• WORK TO COMPLETE: Repeat the records below exactly as they appear.

• ENTRIES SUPPLIED:
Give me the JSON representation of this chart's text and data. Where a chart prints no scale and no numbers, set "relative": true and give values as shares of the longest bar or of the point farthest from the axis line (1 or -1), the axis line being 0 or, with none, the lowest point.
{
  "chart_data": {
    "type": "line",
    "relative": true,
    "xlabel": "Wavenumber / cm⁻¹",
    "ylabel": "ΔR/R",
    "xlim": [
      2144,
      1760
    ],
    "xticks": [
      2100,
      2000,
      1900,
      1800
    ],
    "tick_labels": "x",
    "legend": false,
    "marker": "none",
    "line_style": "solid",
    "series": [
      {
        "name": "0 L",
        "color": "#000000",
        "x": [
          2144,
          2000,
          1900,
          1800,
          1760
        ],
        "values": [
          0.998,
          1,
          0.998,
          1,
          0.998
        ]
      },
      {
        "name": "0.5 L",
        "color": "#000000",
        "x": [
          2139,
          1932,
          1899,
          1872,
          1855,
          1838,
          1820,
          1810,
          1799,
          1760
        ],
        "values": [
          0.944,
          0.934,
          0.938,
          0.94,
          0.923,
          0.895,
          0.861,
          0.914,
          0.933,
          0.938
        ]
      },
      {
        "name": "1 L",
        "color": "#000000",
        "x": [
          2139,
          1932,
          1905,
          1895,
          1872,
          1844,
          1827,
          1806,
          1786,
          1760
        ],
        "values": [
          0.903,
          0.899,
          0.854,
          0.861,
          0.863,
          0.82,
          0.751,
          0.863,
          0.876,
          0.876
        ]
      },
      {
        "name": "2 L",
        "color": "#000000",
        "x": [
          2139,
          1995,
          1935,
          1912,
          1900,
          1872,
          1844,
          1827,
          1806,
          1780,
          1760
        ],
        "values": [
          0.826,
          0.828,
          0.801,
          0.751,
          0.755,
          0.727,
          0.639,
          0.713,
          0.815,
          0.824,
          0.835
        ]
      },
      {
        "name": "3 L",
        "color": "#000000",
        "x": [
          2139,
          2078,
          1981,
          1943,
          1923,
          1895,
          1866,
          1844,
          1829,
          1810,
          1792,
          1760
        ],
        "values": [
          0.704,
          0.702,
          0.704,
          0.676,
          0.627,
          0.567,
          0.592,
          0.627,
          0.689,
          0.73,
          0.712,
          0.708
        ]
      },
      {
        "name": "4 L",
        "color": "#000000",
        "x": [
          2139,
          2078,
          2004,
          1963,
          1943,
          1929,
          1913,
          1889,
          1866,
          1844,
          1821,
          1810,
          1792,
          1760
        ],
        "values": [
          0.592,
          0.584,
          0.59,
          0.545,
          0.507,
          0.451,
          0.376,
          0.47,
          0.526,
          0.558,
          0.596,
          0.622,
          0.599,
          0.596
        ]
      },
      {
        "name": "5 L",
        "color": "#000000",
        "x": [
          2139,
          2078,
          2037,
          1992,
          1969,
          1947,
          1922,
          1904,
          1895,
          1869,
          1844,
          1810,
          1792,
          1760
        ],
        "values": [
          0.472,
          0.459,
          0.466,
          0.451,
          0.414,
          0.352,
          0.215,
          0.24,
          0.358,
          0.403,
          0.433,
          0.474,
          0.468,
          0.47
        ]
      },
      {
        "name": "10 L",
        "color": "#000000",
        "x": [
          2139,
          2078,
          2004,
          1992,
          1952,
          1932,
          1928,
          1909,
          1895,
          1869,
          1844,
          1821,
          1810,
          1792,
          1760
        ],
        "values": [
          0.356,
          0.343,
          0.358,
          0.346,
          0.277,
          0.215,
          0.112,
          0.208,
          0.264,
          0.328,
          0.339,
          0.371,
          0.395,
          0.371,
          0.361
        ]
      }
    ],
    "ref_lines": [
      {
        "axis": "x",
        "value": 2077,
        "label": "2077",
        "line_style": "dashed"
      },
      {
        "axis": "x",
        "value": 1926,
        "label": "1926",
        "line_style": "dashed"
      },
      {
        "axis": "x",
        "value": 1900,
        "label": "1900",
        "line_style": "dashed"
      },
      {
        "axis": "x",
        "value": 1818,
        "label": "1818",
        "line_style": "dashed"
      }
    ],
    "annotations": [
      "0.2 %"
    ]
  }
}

• REPLY TO THE TASK:
Give me the JSON representation of this chart's text and data. Where a chart prints no scale and no numbers, set "relative": true and give values as shares of the longest bar or of the point farthest from the axis line (1 or -1), the axis line being 0 or, with none, the lowest point.
{
  "chart_data": {
    "type": "line",
    "relative": true,
    "xlabel": "Wavenumber / cm⁻¹",
    "ylabel": "ΔR/R",
    "xlim": [
      2144,
      1760
    ],
    "xticks": [
      2100,
      2000,
      1900,
      1800
    ],
    "tick_labels": "x",
    "legend": false,
    "marker": "none",
    "line_style": "solid",
    "series": [
      {
        "name": "0 L",
        "color": "#000000",
        "x": [
          2144,
          2000,
          1900,
          1800,
          1760
        ],
        "values": [
          0.998,
          1,
          0.998,
          1,
          0.998
        ]
      },
      {
        "name": "0.5 L",
        "color": "#000000",
        "x": [
          2139,
          1932,
          1899,
          1872,
          1855,
          1838,
          1820,
          1810,
          1799,
          1760
        ],
        "values": [
          0.944,
          0.934,
          0.938,
          0.94,
          0.923,
          0.895,
          0.861,
          0.914,
          0.933,
          0.938
        ]
      },
      {
        "name": "1 L",
        "color": "#000000",
        "x": [
          2139,
          1932,
          1905,
          1895,
          1872,
          1844,
          1827,
          1806,
          1786,
          1760
        ],
        "values": [
          0.903,
          0.899,
          0.854,
          0.861,
          0.863,
          0.82,
          0.751,
          0.863,
          0.876,
          0.876
        ]
      },
      {
        "name": "2 L",
        "color": "#000000",
        "x": [
          2139,
          1995,
          1935,
          1912,
          1900,
          1872,
          1844,
          1827,
          1806,
          1780,
          1760
        ],
        "values": [
          0.826,
          0.828,
          0.801,
          0.751,
          0.755,
          0.727,
          0.639,
          0.713,
          0.815,
          0.824,
          0.835
        ]
      },
      {
        "name": "3 L",
        "color": "#000000",
        "x": [
          2139,
          2078,
          1981,
          1943,
          1923,
          1895,
          1866,
          1844,
          1829,
          1810,
          1792,
          1760
        ],
        "values": [
          0.704,
          0.702,
          0.704,
          0.676,
          0.627,
          0.567,
          0.592,
          0.627,
          0.689,
          0.73,
          0.712,
          0.708
        ]
      },
      {
        "name": "4 L",
        "color": "#000000",
        "x": [
          2139,
          2078,
          2004,
          1963,
          1943,
          1929,
          1913,
          1889,
          1866,
          1844,
          1821,
          1810,
          1792,
          1760
        ],
        "values": [
          0.592,
          0.584,
          0.59,
          0.545,
          0.507,
          0.451,
          0.376,
          0.47,
          0.526,
          0.558,
          0.596,
          0.622,
          0.599,
          0.596
        ]
      },
      {
        "name": "5 L",
        "color": "#000000",
        "x": [
          2139,
          2078,
          2037,
          1992,
          1969,
          1947,
          1922,
          1904,
          1895,
          1869,
          1844,
          1810,
          1792,
          1760
        ],
        "values": [
          0.472,
          0.459,
          0.466,
          0.451,
          0.414,
          0.352,
          0.215,
          0.24,
          0.358,
          0.403,
          0.433,
          0.474,
          0.468,
          0.47
        ]
      },
      {
        "name": "10 L",
        "color": "#000000",
        "x": [
          2139,
          2078,
          2004,
          1992,
          1952,
          1932,
          1928,
          1909,
          1895,
          1869,
          1844,
          1821,
          1810,
          1792,
          1760
        ],
        "values": [
          0.356,
          0.343,
          0.358,
          0.346,
          0.277,
          0.215,
          0.112,
          0.208,
          0.264,
          0.328,
          0.339,
          0.371,
          0.395,
          0.371,
          0.361
        ]
      }
    ],
    "ref_lines": [
      {
        "axis": "x",
        "value": 2077,
        "label": "2077",
        "line_style": "dashed"
      },
      {
        "axis": "x",
        "value": 1926,
        "label": "1926",
        "line_style": "dashed"
      },
      {
        "axis": "x",
        "value": 1900,
        "label": "1900",
        "line_style": "dashed"
      },
      {
        "axis": "x",
        "value": 1818,
        "label": "1818",
        "line_style": "dashed"
      }
    ],
    "annotations": [
      "0.2 %"
    ]
  }
}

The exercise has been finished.